- Born: 1967 (age 58–59)

Academic background
- Education: University of Sheffield NCTJ
- Thesis: The head cult : tradition and folklore surrounding the symbol of the severed human head in the British Isles. (1998)

Academic work
- Institutions: Sheffield Hallam University
- Website: drdavidclarke.co.uk

= David Clarke (journalist) =

British folklorist and writer (born 1967)

David William Clarke (born 1967) is an investigative journalist, reader and lecturer at Sheffield Hallam University, England. He has a lifelong interest in folklore, Fortean phenomena and extraordinary personal experiences. He is frequently consulted by the national and international media on contemporary legend and UFOs and acted as curator for The National Archives UFO project from 2008 to 2013.

==Education==
Clarke graduated with a BA (Hons) from the University of Sheffield in 1990 in Archaeology, Prehistory and Medieval History. In 1998, He received a PhD in English Cultural Tradition and Folklore from the University of Sheffield. He obtained the National Certificate qualification in Newspaper Journalism from the National Council for the Training of Journalists (NCTJ) in 1992 and is a member of the Association of Journalism Educators (AJE) and a fellow of the Higher Education Academy (FHEA).

==Career==
From 1991 Clarke worked as a news reporter and news editor for the Rotherham Advertiser, Sheffield Star and Yorkshire Post. From 2000 to 2004 he worked as a Press Officer in the civil service. In 2005 he joined the Department of Media, Arts and Communication at Sheffield Hallam University, becoming course leader for Journalism in 2010 and Reader/Principal Lecturer in 2015.

In 2020 he was promoted to Associate Professor, He continues his research role in the Sheffield Creative Industries Institute (SCII) at Sheffield Hallam University.

He teaches Media Law and Regulation on the university's undergraduate and postgraduate journalism courses. He also contributes to modules on the history of journalism, investigative reporting and court reporting and supervises PhD students.

Recorded information:

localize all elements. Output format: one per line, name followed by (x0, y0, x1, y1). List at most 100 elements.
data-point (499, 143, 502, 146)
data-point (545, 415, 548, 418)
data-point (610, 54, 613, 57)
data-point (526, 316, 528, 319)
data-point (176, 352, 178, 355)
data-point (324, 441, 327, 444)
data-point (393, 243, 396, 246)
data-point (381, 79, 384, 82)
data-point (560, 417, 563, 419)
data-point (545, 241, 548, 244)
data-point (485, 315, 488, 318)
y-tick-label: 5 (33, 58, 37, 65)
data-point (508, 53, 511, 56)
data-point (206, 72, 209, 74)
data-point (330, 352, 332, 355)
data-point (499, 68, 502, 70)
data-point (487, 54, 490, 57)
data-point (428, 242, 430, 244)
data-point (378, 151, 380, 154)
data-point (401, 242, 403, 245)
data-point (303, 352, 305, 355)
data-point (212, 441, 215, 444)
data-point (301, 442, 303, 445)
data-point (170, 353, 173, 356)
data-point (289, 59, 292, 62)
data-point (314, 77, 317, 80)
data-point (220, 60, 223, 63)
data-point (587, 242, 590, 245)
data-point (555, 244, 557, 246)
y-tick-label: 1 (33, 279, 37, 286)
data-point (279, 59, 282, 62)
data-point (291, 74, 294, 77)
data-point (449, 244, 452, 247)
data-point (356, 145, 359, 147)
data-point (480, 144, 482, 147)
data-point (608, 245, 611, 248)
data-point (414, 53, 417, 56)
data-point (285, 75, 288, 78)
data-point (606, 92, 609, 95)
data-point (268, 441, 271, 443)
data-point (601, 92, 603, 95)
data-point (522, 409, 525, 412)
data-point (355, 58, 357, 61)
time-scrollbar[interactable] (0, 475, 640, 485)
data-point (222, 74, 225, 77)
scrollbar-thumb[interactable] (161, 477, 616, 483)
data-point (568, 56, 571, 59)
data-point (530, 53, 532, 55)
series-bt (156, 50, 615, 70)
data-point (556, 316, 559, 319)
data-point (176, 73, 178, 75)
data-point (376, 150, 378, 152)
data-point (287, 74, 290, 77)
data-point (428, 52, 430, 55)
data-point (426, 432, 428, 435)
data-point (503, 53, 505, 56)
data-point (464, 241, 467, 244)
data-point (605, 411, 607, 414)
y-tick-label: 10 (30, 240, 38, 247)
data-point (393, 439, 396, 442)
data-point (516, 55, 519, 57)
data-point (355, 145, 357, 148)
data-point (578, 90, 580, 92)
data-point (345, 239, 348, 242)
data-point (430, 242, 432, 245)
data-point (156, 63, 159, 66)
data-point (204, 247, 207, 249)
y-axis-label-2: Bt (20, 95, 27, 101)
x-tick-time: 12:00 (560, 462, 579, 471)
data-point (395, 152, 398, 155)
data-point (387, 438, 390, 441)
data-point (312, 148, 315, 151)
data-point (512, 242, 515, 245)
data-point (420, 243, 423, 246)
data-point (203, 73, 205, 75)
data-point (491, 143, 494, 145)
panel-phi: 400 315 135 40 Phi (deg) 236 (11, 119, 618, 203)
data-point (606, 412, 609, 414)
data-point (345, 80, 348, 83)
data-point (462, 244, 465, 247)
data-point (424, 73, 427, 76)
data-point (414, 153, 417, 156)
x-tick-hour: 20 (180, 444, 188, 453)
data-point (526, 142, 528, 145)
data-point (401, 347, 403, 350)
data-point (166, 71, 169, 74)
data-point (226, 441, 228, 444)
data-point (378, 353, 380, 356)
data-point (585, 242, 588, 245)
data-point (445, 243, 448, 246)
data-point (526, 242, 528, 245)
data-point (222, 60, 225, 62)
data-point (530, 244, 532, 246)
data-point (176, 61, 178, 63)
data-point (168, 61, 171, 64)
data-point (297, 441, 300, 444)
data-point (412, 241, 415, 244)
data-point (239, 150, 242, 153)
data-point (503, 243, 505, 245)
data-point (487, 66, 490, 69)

The exercise:
Reproduce word for word the stretch of the David Clarke biography from "Academic background" through "writer (born 1967)". The listing comes from a different source than the David Clarke biography.

Written response:
Academic background
- Education: University of Sheffield NCTJ
- Thesis: The head cult : tradition and folklore surrounding the symbol of the severed human head in the British Isles. (1998)

Academic work
- Institutions: Sheffield Hallam University
- Website: drdavidclarke.co.uk

= David Clarke (journalist) =

British folklorist and writer (born 1967)